Input for this task:

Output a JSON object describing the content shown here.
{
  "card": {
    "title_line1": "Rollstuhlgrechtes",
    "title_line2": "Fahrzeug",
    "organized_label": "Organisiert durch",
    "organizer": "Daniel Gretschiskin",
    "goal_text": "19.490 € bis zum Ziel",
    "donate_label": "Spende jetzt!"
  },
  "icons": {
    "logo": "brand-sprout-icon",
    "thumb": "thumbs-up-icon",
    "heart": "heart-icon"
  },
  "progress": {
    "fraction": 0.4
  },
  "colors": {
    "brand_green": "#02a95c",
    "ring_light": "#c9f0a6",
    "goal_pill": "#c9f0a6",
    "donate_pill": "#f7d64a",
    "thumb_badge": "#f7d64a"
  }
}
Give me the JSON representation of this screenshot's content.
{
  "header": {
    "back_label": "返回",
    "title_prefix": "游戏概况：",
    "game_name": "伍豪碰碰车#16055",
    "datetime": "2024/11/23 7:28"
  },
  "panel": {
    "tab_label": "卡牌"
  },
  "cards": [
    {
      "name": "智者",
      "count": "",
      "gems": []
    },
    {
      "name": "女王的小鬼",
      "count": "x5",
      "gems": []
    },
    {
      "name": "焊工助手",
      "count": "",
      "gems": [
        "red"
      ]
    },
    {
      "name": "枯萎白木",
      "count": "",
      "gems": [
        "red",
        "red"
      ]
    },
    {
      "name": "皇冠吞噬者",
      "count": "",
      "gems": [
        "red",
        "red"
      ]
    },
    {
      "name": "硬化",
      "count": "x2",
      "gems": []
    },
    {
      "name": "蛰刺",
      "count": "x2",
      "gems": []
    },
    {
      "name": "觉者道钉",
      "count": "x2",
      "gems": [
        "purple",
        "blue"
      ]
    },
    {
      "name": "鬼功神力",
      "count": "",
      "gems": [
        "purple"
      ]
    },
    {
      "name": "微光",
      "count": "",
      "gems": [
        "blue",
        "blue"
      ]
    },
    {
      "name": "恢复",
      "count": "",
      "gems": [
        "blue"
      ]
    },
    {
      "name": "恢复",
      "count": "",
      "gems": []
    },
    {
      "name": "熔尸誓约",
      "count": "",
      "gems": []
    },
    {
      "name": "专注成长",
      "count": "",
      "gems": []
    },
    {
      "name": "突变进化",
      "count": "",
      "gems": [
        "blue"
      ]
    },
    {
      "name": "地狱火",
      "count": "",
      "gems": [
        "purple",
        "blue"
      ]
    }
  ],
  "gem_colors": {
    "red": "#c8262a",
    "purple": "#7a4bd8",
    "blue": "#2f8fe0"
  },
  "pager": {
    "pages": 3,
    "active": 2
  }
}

Exercise brief: Every record above must be duplicated exactly.

Written reply:
Output a JSON object describing the content shown here.
{
  "card": {
    "title_line1": "Rollstuhlgrechtes",
    "title_line2": "Fahrzeug",
    "organized_label": "Organisiert durch",
    "organizer": "Daniel Gretschiskin",
    "goal_text": "19.490 € bis zum Ziel",
    "donate_label": "Spende jetzt!"
  },
  "icons": {
    "logo": "brand-sprout-icon",
    "thumb": "thumbs-up-icon",
    "heart": "heart-icon"
  },
  "progress": {
    "fraction": 0.4
  },
  "colors": {
    "brand_green": "#02a95c",
    "ring_light": "#c9f0a6",
    "goal_pill": "#c9f0a6",
    "donate_pill": "#f7d64a",
    "thumb_badge": "#f7d64a"
  }
}
Give me the JSON representation of this screenshot's content.
{
  "header": {
    "back_label": "返回",
    "title_prefix": "游戏概况：",
    "game_name": "伍豪碰碰车#16055",
    "datetime": "2024/11/23 7:28"
  },
  "panel": {
    "tab_label": "卡牌"
  },
  "cards": [
    {
      "name": "智者",
      "count": "",
      "gems": []
    },
    {
      "name": "女王的小鬼",
      "count": "x5",
      "gems": []
    },
    {
      "name": "焊工助手",
      "count": "",
      "gems": [
        "red"
      ]
    },
    {
      "name": "枯萎白木",
      "count": "",
      "gems": [
        "red",
        "red"
      ]
    },
    {
      "name": "皇冠吞噬者",
      "count": "",
      "gems": [
        "red",
        "red"
      ]
    },
    {
      "name": "硬化",
      "count": "x2",
      "gems": []
    },
    {
      "name": "蛰刺",
      "count": "x2",
      "gems": []
    },
    {
      "name": "觉者道钉",
      "count": "x2",
      "gems": [
        "purple",
        "blue"
      ]
    },
    {
      "name": "鬼功神力",
      "count": "",
      "gems": [
        "purple"
      ]
    },
    {
      "name": "微光",
      "count": "",
      "gems": [
        "blue",
        "blue"
      ]
    },
    {
      "name": "恢复",
      "count": "",
      "gems": [
        "blue"
      ]
    },
    {
      "name": "恢复",
      "count": "",
      "gems": []
    },
    {
      "name": "熔尸誓约",
      "count": "",
      "gems": []
    },
    {
      "name": "专注成长",
      "count": "",
      "gems": []
    },
    {
      "name": "突变进化",
      "count": "",
      "gems": [
        "blue"
      ]
    },
    {
      "name": "地狱火",
      "count": "",
      "gems": [
        "purple",
        "blue"
      ]
    }
  ],
  "gem_colors": {
    "red": "#c8262a",
    "purple": "#7a4bd8",
    "blue": "#2f8fe0"
  },
  "pager": {
    "pages": 3,
    "active": 2
  }
}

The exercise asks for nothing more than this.